:: Task ::
Identify each line below that contains the word "this", and copy it out.

:: Dataset excerpts ::

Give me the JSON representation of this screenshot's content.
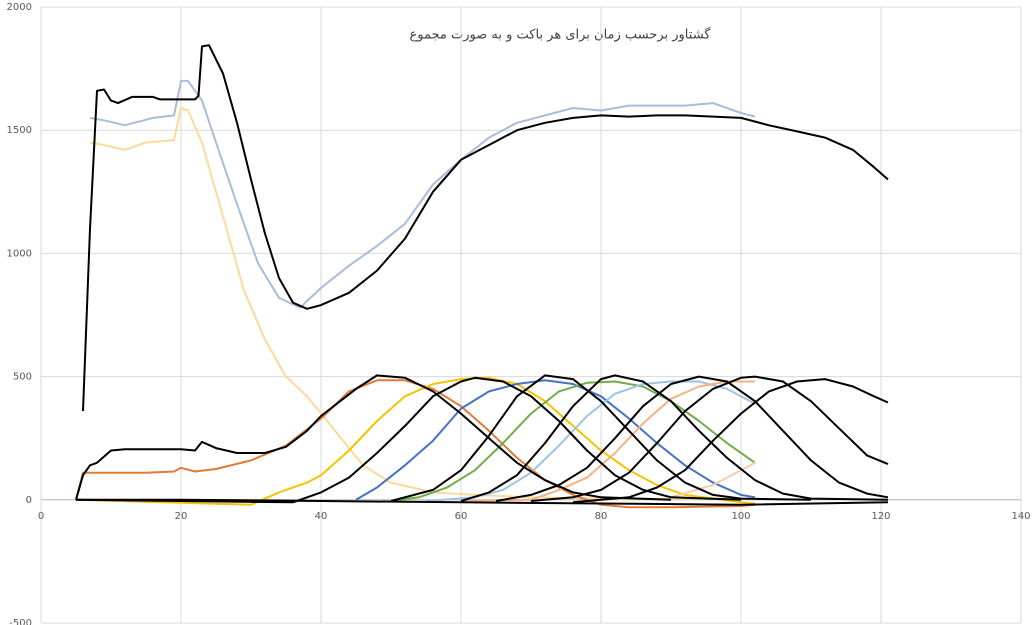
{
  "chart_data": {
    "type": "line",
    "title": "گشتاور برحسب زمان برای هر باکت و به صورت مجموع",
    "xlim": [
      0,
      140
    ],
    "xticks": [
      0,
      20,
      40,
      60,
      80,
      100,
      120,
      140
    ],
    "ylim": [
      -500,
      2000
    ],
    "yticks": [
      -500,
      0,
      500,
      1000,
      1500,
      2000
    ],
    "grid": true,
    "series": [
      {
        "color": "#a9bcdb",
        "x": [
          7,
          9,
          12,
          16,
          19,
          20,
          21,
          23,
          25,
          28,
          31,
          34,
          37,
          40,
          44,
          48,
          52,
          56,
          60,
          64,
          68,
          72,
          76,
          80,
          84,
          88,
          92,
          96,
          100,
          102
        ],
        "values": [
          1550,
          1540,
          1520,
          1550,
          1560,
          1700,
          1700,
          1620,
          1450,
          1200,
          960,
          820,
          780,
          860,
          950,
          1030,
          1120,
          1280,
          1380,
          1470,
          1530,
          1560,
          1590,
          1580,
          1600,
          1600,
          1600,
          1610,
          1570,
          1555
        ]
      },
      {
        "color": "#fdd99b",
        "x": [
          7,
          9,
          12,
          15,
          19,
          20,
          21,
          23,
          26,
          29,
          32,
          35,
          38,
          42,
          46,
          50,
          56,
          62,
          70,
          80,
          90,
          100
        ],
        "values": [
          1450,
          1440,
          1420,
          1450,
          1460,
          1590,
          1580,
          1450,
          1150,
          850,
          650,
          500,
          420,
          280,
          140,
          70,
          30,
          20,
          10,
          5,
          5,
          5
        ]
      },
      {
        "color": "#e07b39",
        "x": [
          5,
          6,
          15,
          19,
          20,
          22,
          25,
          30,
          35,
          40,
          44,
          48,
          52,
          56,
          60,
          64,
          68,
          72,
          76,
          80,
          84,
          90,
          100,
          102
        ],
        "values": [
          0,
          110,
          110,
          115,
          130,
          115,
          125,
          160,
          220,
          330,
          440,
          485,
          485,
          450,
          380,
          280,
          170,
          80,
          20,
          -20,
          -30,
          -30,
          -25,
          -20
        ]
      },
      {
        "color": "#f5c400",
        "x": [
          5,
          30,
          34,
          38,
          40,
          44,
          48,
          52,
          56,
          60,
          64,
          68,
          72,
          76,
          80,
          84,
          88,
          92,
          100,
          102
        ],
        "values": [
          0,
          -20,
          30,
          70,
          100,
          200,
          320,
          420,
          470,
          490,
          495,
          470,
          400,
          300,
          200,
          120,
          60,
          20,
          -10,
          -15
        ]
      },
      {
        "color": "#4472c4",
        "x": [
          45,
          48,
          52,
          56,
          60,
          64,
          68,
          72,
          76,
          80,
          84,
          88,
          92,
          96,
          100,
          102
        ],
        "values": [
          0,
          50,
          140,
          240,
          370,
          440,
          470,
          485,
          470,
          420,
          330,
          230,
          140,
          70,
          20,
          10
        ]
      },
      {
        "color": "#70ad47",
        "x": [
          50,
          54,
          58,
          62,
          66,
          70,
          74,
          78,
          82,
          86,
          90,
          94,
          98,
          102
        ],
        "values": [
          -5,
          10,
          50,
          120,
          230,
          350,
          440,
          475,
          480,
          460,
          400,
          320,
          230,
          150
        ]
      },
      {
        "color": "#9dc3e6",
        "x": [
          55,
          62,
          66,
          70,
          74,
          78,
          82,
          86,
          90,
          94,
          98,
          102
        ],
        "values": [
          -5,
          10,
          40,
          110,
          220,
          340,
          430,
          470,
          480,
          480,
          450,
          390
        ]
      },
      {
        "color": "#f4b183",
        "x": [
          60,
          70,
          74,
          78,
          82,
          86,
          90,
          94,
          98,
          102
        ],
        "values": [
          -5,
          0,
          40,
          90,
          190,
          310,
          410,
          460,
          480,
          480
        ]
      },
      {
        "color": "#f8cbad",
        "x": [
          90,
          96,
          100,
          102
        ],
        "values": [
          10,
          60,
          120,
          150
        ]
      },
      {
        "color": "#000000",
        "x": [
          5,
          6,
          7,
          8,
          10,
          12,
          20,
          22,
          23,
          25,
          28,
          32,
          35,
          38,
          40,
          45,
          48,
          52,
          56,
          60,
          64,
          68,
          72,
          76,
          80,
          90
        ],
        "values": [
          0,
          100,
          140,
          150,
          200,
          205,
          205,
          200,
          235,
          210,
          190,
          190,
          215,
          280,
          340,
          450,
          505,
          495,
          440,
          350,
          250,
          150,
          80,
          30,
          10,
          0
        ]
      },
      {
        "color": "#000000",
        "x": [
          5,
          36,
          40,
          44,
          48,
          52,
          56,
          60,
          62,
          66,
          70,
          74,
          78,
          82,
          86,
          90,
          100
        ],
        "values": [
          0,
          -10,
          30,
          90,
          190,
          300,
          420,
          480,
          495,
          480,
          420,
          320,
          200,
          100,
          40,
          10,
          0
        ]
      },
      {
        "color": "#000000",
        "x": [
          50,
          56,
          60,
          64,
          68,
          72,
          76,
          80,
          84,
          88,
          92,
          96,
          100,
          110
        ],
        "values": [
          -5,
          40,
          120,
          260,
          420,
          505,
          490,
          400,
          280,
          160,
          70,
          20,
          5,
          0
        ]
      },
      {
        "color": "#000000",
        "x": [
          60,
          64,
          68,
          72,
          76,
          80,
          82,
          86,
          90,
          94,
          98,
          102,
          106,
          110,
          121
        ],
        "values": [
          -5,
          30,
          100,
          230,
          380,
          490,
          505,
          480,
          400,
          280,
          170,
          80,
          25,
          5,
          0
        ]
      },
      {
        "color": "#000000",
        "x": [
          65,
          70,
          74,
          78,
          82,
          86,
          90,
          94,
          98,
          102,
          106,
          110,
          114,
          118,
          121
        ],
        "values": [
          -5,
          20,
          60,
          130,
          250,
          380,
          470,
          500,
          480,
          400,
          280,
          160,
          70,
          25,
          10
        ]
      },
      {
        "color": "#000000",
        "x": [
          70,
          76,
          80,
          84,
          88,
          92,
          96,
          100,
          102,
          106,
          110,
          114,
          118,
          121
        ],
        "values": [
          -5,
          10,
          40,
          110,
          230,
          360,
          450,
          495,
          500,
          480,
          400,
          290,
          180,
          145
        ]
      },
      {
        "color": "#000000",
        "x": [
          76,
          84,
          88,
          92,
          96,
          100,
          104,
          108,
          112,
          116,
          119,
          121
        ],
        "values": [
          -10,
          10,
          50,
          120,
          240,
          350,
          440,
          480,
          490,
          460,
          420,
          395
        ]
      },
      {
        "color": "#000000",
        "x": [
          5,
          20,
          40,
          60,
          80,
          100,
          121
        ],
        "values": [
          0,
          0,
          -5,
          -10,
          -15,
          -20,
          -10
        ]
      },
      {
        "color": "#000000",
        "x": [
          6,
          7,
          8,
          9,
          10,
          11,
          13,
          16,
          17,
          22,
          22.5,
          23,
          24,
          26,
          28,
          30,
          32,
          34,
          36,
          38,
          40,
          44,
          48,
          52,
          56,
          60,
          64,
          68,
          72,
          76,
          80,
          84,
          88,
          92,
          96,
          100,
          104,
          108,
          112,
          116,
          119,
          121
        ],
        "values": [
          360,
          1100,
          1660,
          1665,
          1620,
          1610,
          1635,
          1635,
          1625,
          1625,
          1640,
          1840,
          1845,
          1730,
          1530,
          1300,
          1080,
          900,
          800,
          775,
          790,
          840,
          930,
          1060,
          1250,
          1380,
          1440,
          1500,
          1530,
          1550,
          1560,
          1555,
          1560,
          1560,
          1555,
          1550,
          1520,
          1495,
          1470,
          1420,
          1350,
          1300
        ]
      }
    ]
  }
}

* * *

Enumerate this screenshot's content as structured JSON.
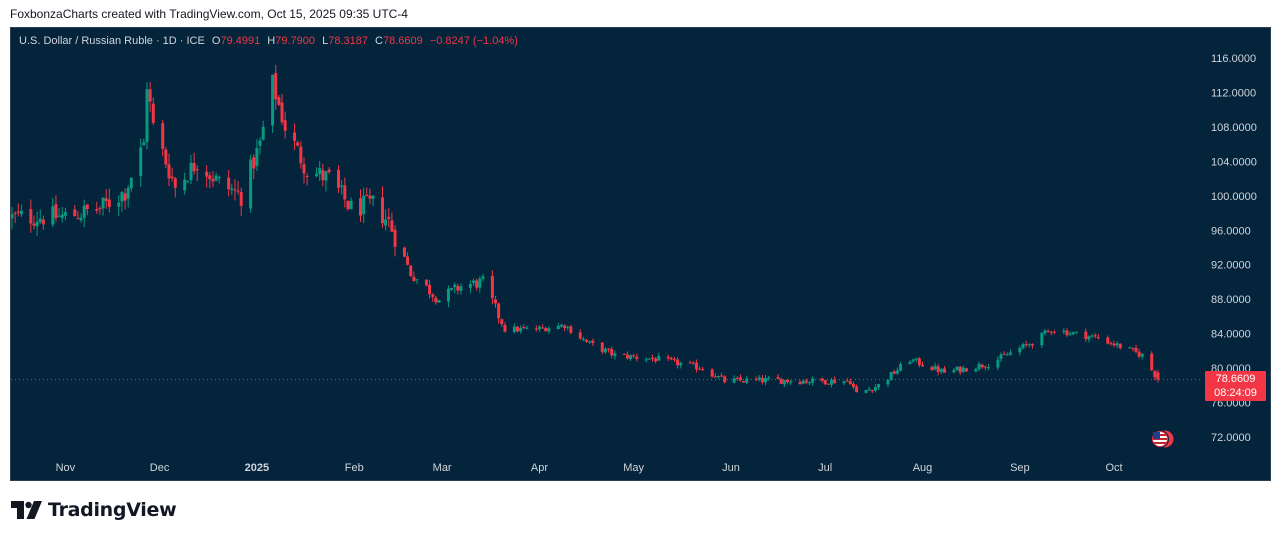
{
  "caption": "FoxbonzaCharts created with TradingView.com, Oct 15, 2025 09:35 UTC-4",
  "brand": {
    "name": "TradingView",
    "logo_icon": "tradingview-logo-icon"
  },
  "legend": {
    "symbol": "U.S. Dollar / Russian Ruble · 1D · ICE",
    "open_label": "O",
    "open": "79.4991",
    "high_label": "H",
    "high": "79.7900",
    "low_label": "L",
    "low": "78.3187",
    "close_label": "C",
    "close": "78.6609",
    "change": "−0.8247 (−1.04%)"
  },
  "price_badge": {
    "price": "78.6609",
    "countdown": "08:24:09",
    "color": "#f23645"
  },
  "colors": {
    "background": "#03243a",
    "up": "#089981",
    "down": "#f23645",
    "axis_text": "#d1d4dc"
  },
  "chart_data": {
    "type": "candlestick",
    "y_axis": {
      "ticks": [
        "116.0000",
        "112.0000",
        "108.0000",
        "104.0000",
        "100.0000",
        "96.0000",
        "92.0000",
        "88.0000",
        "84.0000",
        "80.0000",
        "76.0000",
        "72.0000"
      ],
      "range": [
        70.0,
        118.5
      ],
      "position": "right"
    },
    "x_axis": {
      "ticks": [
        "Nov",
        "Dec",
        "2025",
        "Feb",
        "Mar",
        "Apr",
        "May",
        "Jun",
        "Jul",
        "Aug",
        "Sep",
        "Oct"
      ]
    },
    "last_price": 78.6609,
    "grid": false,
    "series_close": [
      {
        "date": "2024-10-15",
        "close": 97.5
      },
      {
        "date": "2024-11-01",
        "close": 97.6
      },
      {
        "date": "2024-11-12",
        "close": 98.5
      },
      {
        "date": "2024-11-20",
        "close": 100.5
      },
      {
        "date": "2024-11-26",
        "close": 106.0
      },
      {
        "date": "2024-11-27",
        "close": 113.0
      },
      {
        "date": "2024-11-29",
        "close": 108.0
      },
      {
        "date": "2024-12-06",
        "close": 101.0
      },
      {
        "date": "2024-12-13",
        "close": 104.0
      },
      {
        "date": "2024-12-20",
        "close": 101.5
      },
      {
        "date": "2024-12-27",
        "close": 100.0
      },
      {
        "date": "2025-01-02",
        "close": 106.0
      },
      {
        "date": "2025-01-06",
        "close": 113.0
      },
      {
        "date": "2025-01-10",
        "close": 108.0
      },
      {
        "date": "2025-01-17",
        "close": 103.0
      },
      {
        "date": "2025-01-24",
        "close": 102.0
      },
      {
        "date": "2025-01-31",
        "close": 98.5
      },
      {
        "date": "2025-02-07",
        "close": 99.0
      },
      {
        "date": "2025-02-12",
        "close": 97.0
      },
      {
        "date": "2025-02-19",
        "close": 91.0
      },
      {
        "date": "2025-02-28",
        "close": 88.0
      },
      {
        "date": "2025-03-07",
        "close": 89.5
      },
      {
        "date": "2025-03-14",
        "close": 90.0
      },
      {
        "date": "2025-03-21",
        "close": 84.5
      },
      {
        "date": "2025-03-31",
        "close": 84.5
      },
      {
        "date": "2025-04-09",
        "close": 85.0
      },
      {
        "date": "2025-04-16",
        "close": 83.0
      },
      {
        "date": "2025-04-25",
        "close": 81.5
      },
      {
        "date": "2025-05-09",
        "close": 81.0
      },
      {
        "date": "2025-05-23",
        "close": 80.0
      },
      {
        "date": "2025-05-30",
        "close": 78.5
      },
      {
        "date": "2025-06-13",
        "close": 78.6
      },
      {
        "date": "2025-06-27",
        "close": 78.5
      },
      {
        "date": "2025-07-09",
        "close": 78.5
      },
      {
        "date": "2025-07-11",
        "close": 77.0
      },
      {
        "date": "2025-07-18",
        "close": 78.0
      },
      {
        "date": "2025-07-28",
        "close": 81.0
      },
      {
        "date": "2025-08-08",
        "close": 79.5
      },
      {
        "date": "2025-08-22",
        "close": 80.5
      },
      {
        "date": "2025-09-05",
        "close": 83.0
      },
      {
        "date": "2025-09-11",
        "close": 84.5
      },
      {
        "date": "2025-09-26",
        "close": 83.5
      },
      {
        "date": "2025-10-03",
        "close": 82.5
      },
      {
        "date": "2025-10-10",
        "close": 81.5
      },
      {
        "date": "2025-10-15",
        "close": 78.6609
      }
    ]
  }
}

:: Solved exercise ::
Give me the JSON representation of this screenshot's content.
Enumerate this screenshot's content as structured JSON.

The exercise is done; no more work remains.